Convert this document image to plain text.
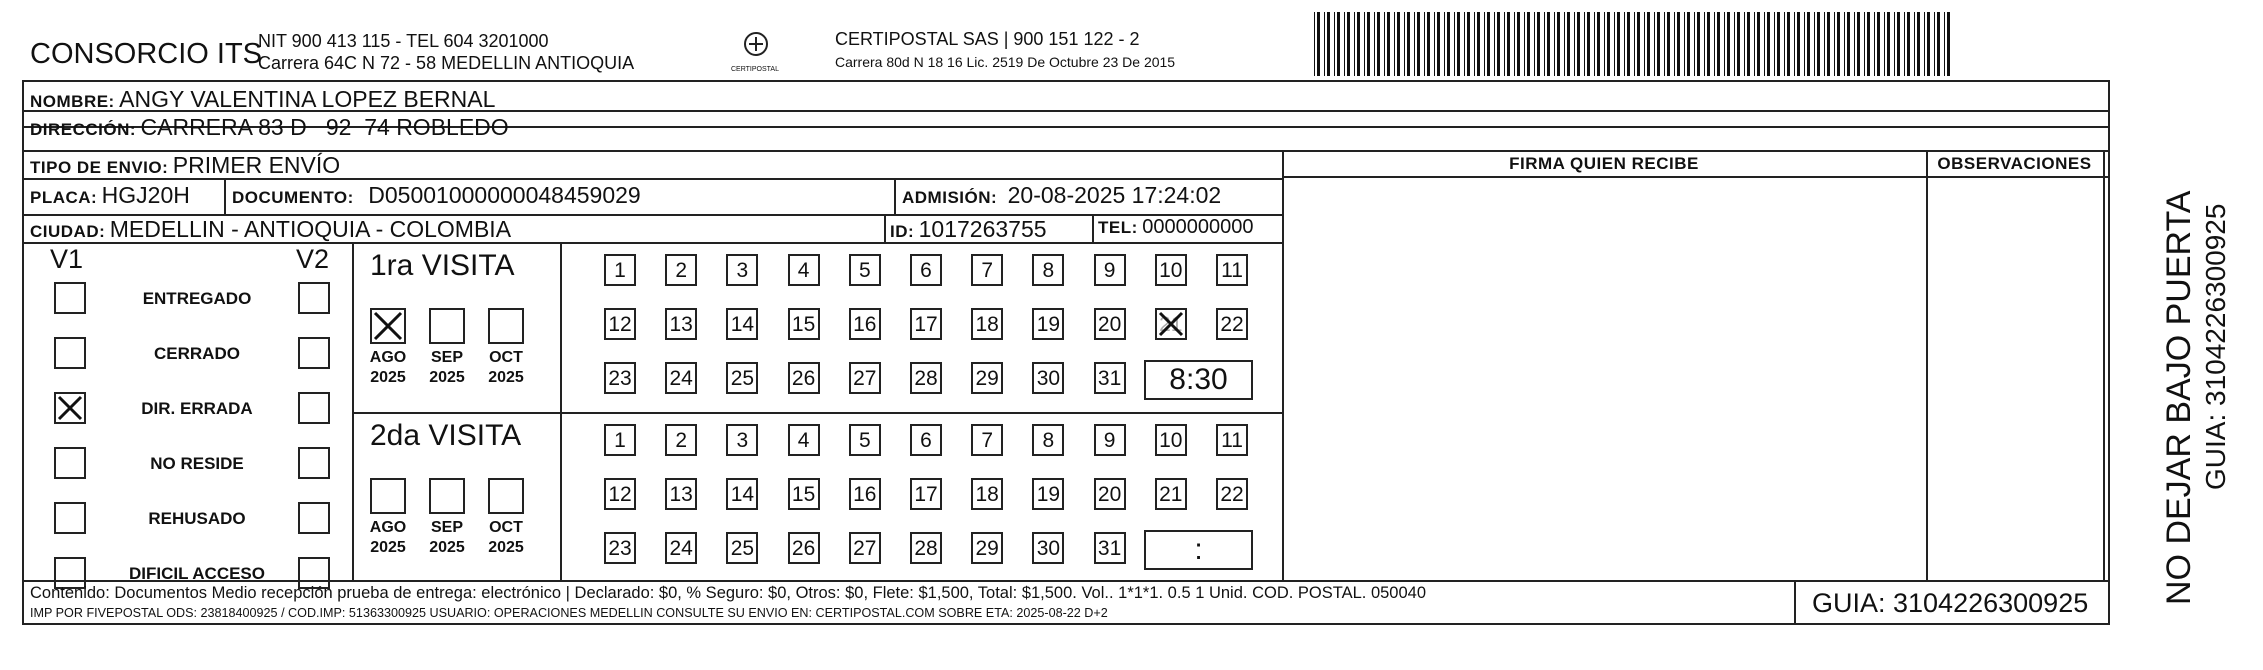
CONSORCIO ITS
NIT 900 413 115 - TEL 604 3201000
Carrera 64C N 72 - 58 MEDELLIN ANTIOQUIA	CERTIPOSTAL
CERTIPOSTAL SAS | 900 151 122 - 2
Carrera 80d N 18 16 Lic. 2519 De Octubre 23 De 2015
NOMBRE: ANGY VALENTINA LOPEZ BERNAL
DIRECCIÓN: CARRERA 83 D   92  74 ROBLEDO
TIPO DE ENVIO: PRIMER ENVÍO
PLACA: HGJ20H DOCUMENTO: D05001000000048459029	ADMISIÓN: 20-08-2025 17:24:02
CIUDAD: MEDELLIN - ANTIOQUIA - COLOMBIA	ID: 1017263755	TEL: 0000000000
FIRMA QUIEN RECIBE	OBSERVACIONES
V1	V2
ENTREGADO
CERRADO
DIR. ERRADA
NO RESIDE
REHUSADO
DIFICIL ACCESO
1ra VISITA
AGO
2025
SEP
2025
OCT
2025
1	2	3	4	5	6	7	8	9	10 11
12 13 14 15 16 17 18 19 20 21 22
23 24 25 26 27 28 29 30 31	8:30
2da VISITA
AGO
2025
SEP
2025
OCT
2025
1	2	3	4	5	6	7	8	9	10 11
12 13 14 15 16 17 18 19 20 21 22
23 24 25 26 27 28 29 30 31	:
Contenido: Documentos Medio recepción prueba de entrega: electrónico | Declarado: $0, % Seguro: $0, Otros: $0, Flete: $1,500, Total: $1,500. Vol.. 1*1*1. 0.5 1 Unid. COD. POSTAL. 050040
IMP POR FIVEPOSTAL ODS: 23818400925 / COD.IMP: 51363300925 USUARIO: OPERACIONES MEDELLIN CONSULTE SU ENVIO EN: CERTIPOSTAL.COM SOBRE ETA: 2025-08-22 D+2	GUIA: 3104226300925 NO DEJAR BAJO PUERTA GUIA: 3104226300925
══════
#### [Problem requirements]
Reproduce the data word for word, excluding its pictures.

#### [Result of the task]
Convert this document image to plain text.
CONSORCIO ITS
NIT 900 413 115 - TEL 604 3201000
Carrera 64C N 72 - 58 MEDELLIN ANTIOQUIA	CERTIPOSTAL
CERTIPOSTAL SAS | 900 151 122 - 2
Carrera 80d N 18 16 Lic. 2519 De Octubre 23 De 2015
NOMBRE: ANGY VALENTINA LOPEZ BERNAL
DIRECCIÓN: CARRERA 83 D   92  74 ROBLEDO
TIPO DE ENVIO: PRIMER ENVÍO
PLACA: HGJ20H DOCUMENTO: D05001000000048459029	ADMISIÓN: 20-08-2025 17:24:02
CIUDAD: MEDELLIN - ANTIOQUIA - COLOMBIA	ID: 1017263755	TEL: 0000000000
FIRMA QUIEN RECIBE	OBSERVACIONES
V1	V2
ENTREGADO
CERRADO
DIR. ERRADA
NO RESIDE
REHUSADO
DIFICIL ACCESO
1ra VISITA
AGO
2025
SEP
2025
OCT
2025
1	2	3	4	5	6	7	8	9	10 11
12 13 14 15 16 17 18 19 20 21 22
23 24 25 26 27 28 29 30 31	8:30
2da VISITA
AGO
2025
SEP
2025
OCT
2025
1	2	3	4	5	6	7	8	9	10 11
12 13 14 15 16 17 18 19 20 21 22
23 24 25 26 27 28 29 30 31	:
Contenido: Documentos Medio recepción prueba de entrega: electrónico | Declarado: $0, % Seguro: $0, Otros: $0, Flete: $1,500, Total: $1,500. Vol.. 1*1*1. 0.5 1 Unid. COD. POSTAL. 050040
IMP POR FIVEPOSTAL ODS: 23818400925 / COD.IMP: 51363300925 USUARIO: OPERACIONES MEDELLIN CONSULTE SU ENVIO EN: CERTIPOSTAL.COM SOBRE ETA: 2025-08-22 D+2	GUIA: 3104226300925 NO DEJAR BAJO PUERTA GUIA: 3104226300925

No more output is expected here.